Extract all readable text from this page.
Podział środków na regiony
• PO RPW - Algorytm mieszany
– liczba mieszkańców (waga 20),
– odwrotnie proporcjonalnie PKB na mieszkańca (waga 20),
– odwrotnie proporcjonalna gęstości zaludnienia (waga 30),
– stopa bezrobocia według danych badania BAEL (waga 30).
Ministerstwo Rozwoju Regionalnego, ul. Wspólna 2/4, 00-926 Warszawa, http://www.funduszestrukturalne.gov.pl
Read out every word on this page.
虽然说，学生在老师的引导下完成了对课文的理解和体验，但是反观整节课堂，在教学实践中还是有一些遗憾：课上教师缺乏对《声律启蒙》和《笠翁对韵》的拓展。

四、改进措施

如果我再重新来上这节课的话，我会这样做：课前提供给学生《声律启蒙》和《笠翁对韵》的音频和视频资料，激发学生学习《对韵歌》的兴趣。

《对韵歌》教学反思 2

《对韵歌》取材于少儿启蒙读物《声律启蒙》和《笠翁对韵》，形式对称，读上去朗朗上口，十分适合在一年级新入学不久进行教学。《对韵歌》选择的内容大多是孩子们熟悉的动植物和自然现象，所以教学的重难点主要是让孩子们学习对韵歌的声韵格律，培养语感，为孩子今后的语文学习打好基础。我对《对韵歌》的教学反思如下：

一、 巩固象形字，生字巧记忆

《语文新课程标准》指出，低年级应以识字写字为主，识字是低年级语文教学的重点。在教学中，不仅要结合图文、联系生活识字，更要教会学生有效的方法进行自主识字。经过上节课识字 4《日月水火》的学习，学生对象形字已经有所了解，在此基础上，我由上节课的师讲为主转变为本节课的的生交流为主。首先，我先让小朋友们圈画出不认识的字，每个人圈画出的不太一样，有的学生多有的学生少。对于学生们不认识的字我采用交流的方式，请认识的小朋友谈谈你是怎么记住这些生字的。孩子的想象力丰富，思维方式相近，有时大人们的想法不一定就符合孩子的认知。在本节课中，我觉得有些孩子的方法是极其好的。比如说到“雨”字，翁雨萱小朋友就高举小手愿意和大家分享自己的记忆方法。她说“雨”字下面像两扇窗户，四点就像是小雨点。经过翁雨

> [What to work on] The string "waga" may appear in lines of the listing above; tally those lines and give the number only.

> [Answer to this task] 4